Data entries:
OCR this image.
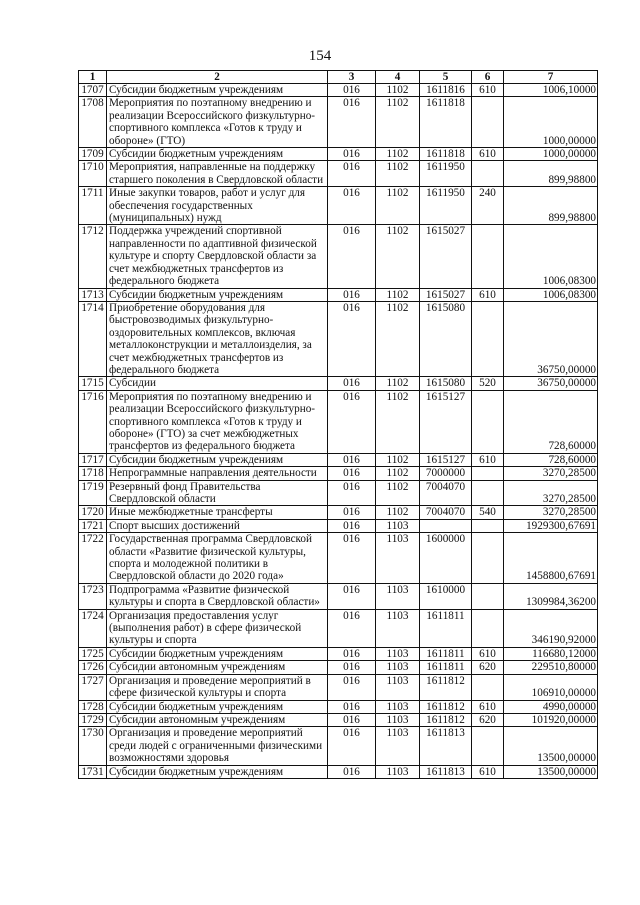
154
1	2	3	4	5	6	7
1707	Субсидии бюджетным учреждениям	016	1102	1611816	610	1006,10000
1708	Мероприятия по поэтапному внедрению и реализации Всероссийского физкультурно-спортивного комплекса «Готов к труду и обороне» (ГТО)	016	1102	1611818		1000,00000
1709	Субсидии бюджетным учреждениям	016	1102	1611818	610	1000,00000
1710	Мероприятия, направленные на поддержку старшего поколения в Свердловской области	016	1102	1611950		899,98800
1711	Иные закупки товаров, работ и услуг для обеспечения государственных (муниципальных) нужд	016	1102	1611950	240	899,98800
1712	Поддержка учреждений спортивной направленности по адаптивной физической культуре и спорту Свердловской области за счет межбюджетных трансфертов из федерального бюджета	016	1102	1615027		1006,08300
1713	Субсидии бюджетным учреждениям	016	1102	1615027	610	1006,08300
1714	Приобретение оборудования для быстровозводимых физкультурно-оздоровительных комплексов, включая металлоконструкции и металлоизделия, за счет межбюджетных трансфертов из федерального бюджета	016	1102	1615080		36750,00000
1715	Субсидии	016	1102	1615080	520	36750,00000
1716	Мероприятия по поэтапному внедрению и реализации Всероссийского физкультурно-спортивного комплекса «Готов к труду и обороне» (ГТО) за счет межбюджетных трансфертов из федерального бюджета	016	1102	1615127		728,60000
1717	Субсидии бюджетным учреждениям	016	1102	1615127	610	728,60000
1718	Непрограммные направления деятельности	016	1102	7000000		3270,28500
1719	Резервный фонд Правительства Свердловской области	016	1102	7004070		3270,28500
1720	Иные межбюджетные трансферты	016	1102	7004070	540	3270,28500
1721	Спорт высших достижений	016	1103			1929300,67691
1722	Государственная программа Свердловской области «Развитие физической культуры, спорта и молодежной политики в Свердловской области до 2020 года»	016	1103	1600000		1458800,67691
1723	Подпрограмма «Развитие физической культуры и спорта в Свердловской области»	016	1103	1610000		1309984,36200
1724	Организация предоставления услуг (выполнения работ) в сфере физической культуры и спорта	016	1103	1611811		346190,92000
1725	Субсидии бюджетным учреждениям	016	1103	1611811	610	116680,12000
1726	Субсидии автономным учреждениям	016	1103	1611811	620	229510,80000
1727	Организация и проведение мероприятий в сфере физической культуры и спорта	016	1103	1611812		106910,00000
1728	Субсидии бюджетным учреждениям	016	1103	1611812	610	4990,00000
1729	Субсидии автономным учреждениям	016	1103	1611812	620	101920,00000
1730	Организация и проведение мероприятий среди людей с ограниченными физическими возможностями здоровья	016	1103	1611813		13500,00000
1731	Субсидии бюджетным учреждениям	016	1103	1611813	610	13500,00000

**YOUR TASK**
Look through the entries above; copy each line where the string "Организация" appears.

**THE REPLY**
1724	Организация предоставления услуг (выполнения работ) в сфере физической культуры и спорта	016	1103	1611811		346190,92000
1727	Организация и проведение мероприятий в сфере физической культуры и спорта	016	1103	1611812		106910,00000
1730	Организация и проведение мероприятий среди людей с ограниченными физическими возможностями здоровья	016	1103	1611813		13500,00000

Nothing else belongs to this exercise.